→ What this task involves: Your copy of the material must match it exactly, except that pictures are dropped.

→ Information shown:
↓

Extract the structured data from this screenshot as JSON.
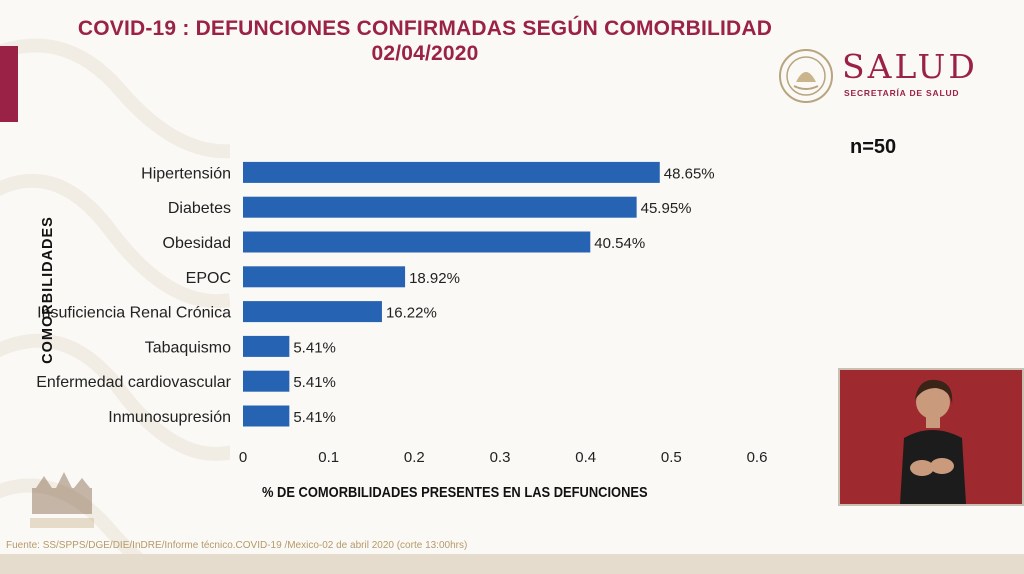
{
  "header": {
    "title_line1": "COVID-19 : DEFUNCIONES CONFIRMADAS SEGÚN COMORBILIDAD",
    "title_line2": "02/04/2020"
  },
  "logo": {
    "word": "SALUD",
    "subtitle": "SECRETARÍA DE SALUD"
  },
  "sample_size": "n=50",
  "source": "Fuente: SS/SPPS/DGE/DIE/InDRE/Informe técnico.COVID-19 /Mexico-02 de abril 2020 (corte 13:00hrs)",
  "colors": {
    "bar": "#2763b3",
    "accent": "#9b2247",
    "interpreter_bg": "#9e2a2f"
  },
  "chart_data": {
    "type": "bar",
    "orientation": "horizontal",
    "xlabel": "% DE COMORBILIDADES PRESENTES EN LAS DEFUNCIONES",
    "ylabel": "COMORBILIDADES",
    "xlim": [
      0,
      0.6
    ],
    "x_ticks": [
      "0",
      "0.1",
      "0.2",
      "0.3",
      "0.4",
      "0.5",
      "0.6"
    ],
    "grid": false,
    "categories": [
      "Hipertensión",
      "Diabetes",
      "Obesidad",
      "EPOC",
      "Insuficiencia Renal Crónica",
      "Tabaquismo",
      "Enfermedad cardiovascular",
      "Inmunosupresión"
    ],
    "values": [
      0.4865,
      0.4595,
      0.4054,
      0.1892,
      0.1622,
      0.0541,
      0.0541,
      0.0541
    ],
    "data_labels": [
      "48.65%",
      "45.95%",
      "40.54%",
      "18.92%",
      "16.22%",
      "5.41%",
      "5.41%",
      "5.41%"
    ]
  }
}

↑

→ Reply to the exercise:
Extract the structured data from this screenshot as JSON.
{
  "header": {
    "title_line1": "COVID-19 : DEFUNCIONES CONFIRMADAS SEGÚN COMORBILIDAD",
    "title_line2": "02/04/2020"
  },
  "logo": {
    "word": "SALUD",
    "subtitle": "SECRETARÍA DE SALUD"
  },
  "sample_size": "n=50",
  "source": "Fuente: SS/SPPS/DGE/DIE/InDRE/Informe técnico.COVID-19 /Mexico-02 de abril 2020 (corte 13:00hrs)",
  "colors": {
    "bar": "#2763b3",
    "accent": "#9b2247",
    "interpreter_bg": "#9e2a2f"
  },
  "chart_data": {
    "type": "bar",
    "orientation": "horizontal",
    "xlabel": "% DE COMORBILIDADES PRESENTES EN LAS DEFUNCIONES",
    "ylabel": "COMORBILIDADES",
    "xlim": [
      0,
      0.6
    ],
    "x_ticks": [
      "0",
      "0.1",
      "0.2",
      "0.3",
      "0.4",
      "0.5",
      "0.6"
    ],
    "grid": false,
    "categories": [
      "Hipertensión",
      "Diabetes",
      "Obesidad",
      "EPOC",
      "Insuficiencia Renal Crónica",
      "Tabaquismo",
      "Enfermedad cardiovascular",
      "Inmunosupresión"
    ],
    "values": [
      0.4865,
      0.4595,
      0.4054,
      0.1892,
      0.1622,
      0.0541,
      0.0541,
      0.0541
    ],
    "data_labels": [
      "48.65%",
      "45.95%",
      "40.54%",
      "18.92%",
      "16.22%",
      "5.41%",
      "5.41%",
      "5.41%"
    ]
  }
}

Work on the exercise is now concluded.